** Exercise details **
Among the entries below, count the lines that contain the word "rotating". Write down only the total.

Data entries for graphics
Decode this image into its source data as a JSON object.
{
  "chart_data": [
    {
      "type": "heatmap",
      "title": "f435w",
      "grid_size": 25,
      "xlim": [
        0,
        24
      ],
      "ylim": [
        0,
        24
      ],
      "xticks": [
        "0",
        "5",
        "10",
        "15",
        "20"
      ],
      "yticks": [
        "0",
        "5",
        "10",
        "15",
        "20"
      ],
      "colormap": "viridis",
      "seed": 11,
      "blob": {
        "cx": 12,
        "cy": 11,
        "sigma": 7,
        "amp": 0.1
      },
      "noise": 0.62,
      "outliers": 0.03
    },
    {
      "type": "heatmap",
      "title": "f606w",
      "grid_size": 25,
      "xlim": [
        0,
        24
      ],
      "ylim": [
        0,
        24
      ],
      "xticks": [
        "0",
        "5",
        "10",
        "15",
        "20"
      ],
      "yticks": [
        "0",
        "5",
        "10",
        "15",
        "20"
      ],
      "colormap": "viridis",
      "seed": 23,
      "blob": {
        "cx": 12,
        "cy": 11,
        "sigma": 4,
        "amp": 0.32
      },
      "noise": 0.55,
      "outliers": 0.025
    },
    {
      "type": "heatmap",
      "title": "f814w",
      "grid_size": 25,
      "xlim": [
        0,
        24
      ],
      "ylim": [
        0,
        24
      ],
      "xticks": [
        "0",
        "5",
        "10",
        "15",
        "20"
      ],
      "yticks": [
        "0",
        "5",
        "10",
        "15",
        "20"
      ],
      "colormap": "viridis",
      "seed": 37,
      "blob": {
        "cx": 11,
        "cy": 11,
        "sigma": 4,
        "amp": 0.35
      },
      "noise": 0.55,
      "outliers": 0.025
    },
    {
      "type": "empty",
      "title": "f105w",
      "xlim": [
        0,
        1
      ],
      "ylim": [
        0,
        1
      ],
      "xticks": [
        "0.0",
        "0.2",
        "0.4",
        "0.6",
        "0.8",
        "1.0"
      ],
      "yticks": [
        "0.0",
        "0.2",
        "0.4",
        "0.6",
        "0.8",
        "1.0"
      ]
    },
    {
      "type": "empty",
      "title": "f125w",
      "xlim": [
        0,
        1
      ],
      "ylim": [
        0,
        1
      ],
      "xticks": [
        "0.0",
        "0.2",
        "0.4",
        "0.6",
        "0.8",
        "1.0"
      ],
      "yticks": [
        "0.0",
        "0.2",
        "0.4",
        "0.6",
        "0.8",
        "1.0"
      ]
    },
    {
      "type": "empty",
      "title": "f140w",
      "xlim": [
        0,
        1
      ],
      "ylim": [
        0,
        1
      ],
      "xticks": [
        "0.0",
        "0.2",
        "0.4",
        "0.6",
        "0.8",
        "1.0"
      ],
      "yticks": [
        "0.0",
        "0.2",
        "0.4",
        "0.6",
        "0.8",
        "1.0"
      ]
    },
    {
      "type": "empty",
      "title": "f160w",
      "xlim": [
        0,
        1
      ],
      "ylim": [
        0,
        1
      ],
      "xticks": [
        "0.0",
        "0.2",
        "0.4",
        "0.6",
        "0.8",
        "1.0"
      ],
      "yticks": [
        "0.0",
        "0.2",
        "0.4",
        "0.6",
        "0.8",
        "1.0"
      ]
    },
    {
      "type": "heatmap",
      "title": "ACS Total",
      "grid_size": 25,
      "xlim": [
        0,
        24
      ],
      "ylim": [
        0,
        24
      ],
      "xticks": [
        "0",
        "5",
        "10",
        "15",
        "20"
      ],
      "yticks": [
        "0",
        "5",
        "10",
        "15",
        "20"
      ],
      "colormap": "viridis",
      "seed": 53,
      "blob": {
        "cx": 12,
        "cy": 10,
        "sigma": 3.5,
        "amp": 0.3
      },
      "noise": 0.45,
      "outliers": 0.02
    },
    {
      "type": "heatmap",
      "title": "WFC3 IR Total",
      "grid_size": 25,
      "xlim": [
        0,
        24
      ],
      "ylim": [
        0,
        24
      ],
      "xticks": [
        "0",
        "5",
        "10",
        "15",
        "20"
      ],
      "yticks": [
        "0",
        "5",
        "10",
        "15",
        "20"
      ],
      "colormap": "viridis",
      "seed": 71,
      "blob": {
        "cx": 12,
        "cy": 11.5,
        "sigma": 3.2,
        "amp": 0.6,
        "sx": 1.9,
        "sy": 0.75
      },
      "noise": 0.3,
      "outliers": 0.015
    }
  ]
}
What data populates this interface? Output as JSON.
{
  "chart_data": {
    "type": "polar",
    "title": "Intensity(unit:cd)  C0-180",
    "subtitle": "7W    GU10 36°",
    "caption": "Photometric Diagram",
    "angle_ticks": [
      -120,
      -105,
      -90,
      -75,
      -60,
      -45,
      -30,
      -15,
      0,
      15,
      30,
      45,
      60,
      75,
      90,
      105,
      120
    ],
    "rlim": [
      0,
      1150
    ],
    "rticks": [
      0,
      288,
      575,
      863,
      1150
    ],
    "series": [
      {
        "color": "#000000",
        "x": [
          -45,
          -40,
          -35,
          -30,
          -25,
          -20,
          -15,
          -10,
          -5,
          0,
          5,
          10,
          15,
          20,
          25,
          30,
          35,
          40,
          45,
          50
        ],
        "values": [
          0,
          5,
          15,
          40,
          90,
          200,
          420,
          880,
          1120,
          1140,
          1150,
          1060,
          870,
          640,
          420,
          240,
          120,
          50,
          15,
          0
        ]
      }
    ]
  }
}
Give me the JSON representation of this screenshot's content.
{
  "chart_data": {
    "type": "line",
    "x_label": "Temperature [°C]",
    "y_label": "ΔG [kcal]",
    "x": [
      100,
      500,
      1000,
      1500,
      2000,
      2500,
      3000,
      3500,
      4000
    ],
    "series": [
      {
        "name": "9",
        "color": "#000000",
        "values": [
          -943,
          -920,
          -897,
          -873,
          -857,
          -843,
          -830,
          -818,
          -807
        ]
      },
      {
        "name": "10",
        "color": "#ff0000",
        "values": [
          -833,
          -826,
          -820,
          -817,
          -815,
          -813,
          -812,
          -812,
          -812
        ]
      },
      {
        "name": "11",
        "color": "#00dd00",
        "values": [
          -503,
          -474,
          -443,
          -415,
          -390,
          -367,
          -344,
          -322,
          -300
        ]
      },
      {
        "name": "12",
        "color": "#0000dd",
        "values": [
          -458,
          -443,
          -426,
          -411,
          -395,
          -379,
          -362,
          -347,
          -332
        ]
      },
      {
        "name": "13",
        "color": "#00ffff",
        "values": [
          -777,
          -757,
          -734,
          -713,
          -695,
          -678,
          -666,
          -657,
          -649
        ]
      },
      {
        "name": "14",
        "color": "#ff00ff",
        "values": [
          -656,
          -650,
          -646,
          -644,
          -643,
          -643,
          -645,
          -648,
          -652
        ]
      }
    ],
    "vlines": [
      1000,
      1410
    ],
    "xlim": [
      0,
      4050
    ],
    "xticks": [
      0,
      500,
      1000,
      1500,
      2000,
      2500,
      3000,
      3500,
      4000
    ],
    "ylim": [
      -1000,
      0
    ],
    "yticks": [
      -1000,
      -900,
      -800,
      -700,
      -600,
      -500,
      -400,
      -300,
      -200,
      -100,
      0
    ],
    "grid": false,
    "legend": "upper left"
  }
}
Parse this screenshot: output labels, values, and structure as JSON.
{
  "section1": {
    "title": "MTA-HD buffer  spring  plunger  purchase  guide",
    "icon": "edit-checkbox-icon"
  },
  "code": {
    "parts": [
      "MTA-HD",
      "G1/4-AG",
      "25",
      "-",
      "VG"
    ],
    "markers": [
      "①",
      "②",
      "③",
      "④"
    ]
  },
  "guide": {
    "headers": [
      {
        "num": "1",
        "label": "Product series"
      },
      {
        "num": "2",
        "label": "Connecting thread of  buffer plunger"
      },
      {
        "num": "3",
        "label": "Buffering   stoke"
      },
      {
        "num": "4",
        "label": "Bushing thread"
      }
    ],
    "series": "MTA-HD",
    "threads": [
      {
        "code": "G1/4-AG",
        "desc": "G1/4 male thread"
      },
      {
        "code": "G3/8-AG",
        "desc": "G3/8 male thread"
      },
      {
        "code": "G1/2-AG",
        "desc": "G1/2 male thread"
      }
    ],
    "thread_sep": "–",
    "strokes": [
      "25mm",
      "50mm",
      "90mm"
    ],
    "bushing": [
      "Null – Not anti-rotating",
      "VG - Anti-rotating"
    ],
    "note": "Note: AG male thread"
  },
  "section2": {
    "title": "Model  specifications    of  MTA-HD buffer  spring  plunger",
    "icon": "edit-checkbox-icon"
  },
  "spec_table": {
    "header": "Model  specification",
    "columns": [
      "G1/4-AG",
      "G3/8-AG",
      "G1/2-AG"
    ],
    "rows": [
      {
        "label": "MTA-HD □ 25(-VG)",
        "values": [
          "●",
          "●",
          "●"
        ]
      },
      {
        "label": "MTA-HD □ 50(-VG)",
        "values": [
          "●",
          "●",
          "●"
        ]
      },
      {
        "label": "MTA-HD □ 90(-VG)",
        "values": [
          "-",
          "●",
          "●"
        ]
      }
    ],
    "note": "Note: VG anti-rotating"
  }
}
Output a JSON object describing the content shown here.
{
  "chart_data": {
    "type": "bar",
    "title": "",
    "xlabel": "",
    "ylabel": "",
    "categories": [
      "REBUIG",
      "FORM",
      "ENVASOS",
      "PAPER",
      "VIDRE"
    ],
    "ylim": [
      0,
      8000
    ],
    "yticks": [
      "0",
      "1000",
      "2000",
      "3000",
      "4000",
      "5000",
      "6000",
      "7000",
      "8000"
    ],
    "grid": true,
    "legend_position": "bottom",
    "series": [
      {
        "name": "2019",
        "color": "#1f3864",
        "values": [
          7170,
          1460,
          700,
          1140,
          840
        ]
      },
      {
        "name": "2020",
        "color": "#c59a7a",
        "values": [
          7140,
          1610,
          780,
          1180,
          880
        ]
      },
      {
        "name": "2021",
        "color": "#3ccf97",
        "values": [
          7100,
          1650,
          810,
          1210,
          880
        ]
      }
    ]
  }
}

** Result **
3